──────── Input records ────────
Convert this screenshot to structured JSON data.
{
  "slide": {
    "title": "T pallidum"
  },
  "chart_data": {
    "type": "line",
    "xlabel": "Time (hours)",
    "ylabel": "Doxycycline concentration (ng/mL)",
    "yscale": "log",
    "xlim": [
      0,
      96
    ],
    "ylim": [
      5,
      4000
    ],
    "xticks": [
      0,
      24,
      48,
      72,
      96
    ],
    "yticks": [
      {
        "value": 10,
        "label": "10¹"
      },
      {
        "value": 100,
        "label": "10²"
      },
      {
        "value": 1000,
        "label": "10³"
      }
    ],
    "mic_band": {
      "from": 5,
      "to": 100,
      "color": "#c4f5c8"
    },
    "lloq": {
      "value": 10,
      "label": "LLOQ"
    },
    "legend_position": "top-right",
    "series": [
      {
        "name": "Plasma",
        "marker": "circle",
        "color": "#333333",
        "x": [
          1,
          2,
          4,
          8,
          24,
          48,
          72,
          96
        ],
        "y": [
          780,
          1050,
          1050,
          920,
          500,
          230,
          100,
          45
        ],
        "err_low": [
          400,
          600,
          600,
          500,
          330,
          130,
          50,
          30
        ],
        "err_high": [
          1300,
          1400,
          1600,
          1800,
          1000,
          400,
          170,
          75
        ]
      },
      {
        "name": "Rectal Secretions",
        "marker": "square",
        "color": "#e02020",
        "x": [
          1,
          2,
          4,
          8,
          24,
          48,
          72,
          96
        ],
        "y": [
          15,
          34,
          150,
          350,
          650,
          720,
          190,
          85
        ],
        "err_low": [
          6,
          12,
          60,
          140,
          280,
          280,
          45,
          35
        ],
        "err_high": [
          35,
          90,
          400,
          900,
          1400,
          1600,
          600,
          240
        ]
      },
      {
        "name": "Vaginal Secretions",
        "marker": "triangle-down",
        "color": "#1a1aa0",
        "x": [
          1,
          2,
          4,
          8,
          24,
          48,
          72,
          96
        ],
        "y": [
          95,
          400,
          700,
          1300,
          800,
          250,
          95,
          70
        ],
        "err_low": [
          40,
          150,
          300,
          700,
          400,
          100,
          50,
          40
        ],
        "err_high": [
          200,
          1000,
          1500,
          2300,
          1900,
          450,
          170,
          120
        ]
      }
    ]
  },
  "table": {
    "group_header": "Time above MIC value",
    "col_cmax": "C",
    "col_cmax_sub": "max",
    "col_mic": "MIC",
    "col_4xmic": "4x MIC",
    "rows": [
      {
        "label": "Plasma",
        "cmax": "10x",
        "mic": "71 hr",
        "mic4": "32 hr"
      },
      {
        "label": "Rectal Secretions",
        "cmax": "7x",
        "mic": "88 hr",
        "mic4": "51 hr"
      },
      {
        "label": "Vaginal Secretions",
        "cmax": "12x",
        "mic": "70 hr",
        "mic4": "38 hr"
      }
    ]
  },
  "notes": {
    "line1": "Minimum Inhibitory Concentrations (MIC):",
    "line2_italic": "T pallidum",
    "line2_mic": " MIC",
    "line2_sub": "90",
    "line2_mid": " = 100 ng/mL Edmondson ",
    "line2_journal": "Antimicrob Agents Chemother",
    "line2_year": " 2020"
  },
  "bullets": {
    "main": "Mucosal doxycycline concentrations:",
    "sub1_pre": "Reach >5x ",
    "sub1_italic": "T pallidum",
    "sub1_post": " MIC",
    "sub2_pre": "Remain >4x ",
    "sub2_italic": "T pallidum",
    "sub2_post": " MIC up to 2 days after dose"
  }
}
────────
Stated exercise: Which lines contain "Rectal"? Copy each of them.

Exercise answer:
        "name": "Rectal Secretions",
        "label": "Rectal Secretions",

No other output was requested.